* START Rows *

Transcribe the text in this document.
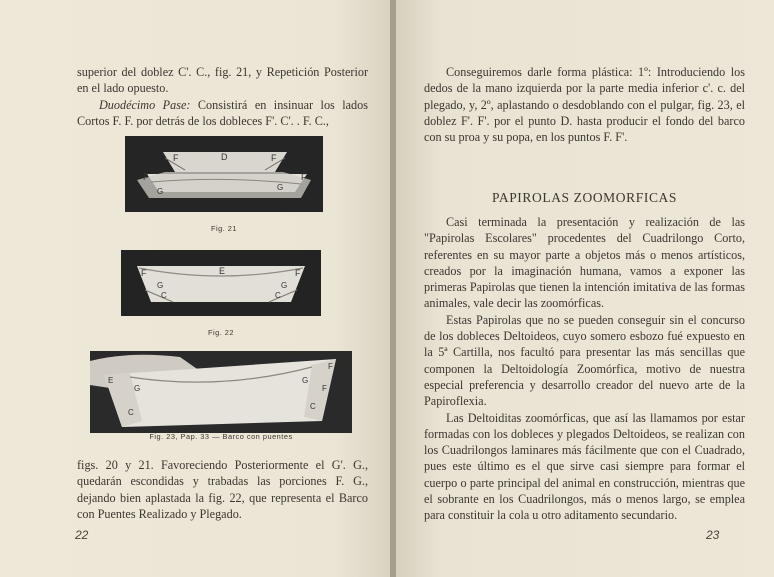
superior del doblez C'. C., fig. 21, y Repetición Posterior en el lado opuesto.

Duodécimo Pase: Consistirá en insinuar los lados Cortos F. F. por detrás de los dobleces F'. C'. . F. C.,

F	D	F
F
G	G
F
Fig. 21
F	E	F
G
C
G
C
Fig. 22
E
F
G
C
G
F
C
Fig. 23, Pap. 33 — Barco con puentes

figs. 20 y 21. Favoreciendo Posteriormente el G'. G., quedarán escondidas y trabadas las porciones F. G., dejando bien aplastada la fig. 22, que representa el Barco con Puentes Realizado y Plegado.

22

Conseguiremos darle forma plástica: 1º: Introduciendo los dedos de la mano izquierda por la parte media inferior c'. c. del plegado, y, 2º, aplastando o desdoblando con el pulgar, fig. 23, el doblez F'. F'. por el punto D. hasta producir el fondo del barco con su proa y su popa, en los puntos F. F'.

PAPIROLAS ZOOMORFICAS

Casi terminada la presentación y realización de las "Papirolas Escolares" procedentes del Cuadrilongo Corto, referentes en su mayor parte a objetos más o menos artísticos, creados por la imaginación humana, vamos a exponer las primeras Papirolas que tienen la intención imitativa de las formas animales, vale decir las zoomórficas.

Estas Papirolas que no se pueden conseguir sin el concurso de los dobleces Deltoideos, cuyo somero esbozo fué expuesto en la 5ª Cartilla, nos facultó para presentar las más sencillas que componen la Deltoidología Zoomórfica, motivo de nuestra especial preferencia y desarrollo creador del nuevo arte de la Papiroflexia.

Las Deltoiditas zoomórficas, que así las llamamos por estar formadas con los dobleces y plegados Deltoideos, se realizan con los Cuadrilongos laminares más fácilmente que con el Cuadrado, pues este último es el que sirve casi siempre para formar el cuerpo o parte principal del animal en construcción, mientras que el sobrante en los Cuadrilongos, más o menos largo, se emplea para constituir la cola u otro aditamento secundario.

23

* END Rows *
* START Rows *

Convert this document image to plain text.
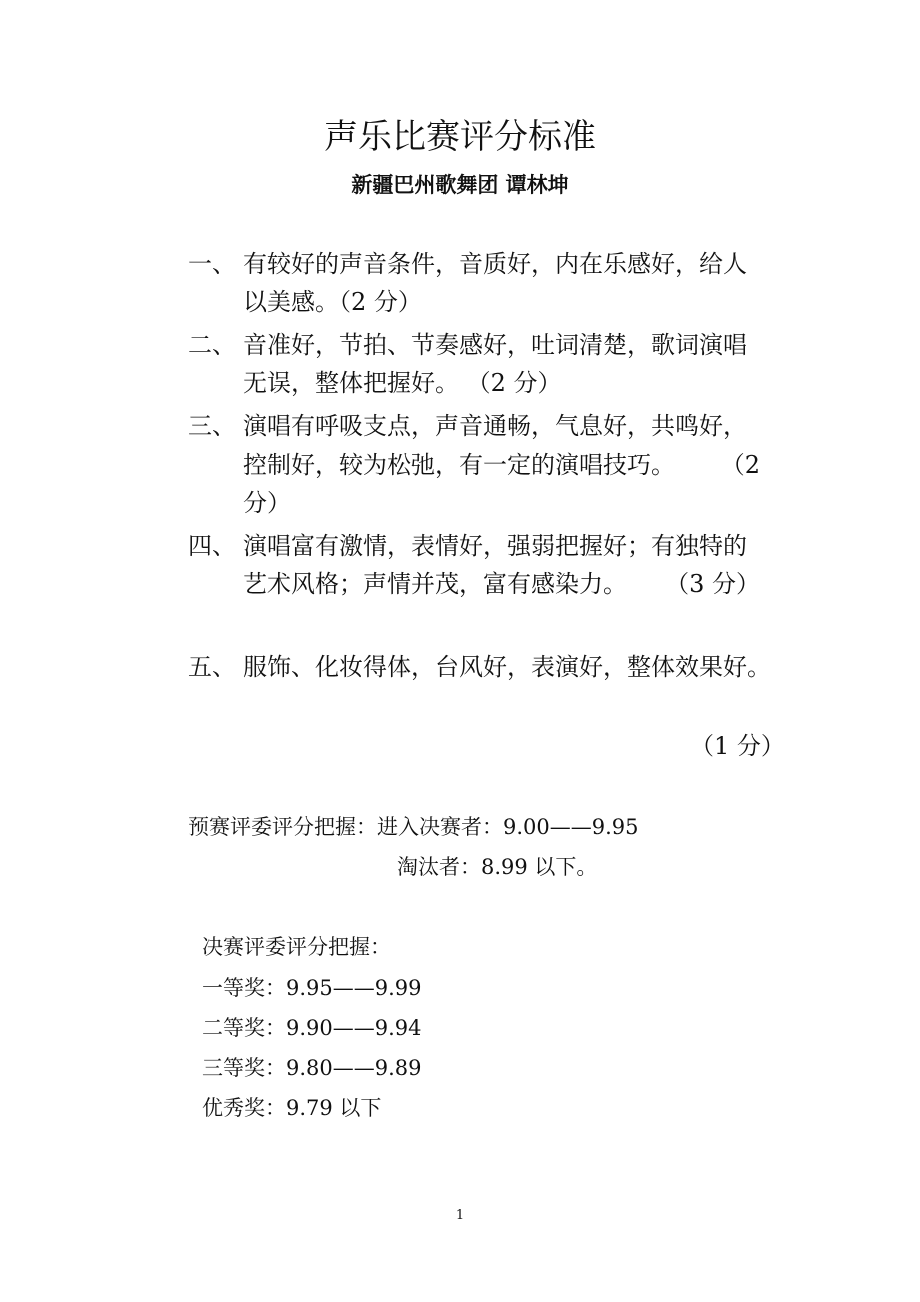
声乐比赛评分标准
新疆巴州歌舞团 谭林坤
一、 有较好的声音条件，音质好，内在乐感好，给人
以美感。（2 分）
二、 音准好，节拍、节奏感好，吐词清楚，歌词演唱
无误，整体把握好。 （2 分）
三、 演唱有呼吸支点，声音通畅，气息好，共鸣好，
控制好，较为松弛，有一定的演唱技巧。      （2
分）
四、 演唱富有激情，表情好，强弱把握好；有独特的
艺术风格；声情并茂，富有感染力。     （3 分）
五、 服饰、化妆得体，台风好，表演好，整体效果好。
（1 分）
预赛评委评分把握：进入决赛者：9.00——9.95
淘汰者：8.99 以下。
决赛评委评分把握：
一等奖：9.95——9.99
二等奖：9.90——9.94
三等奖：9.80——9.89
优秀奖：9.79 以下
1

* END Rows *

Say how many lines above contain the string "document". Answer with the number only.

2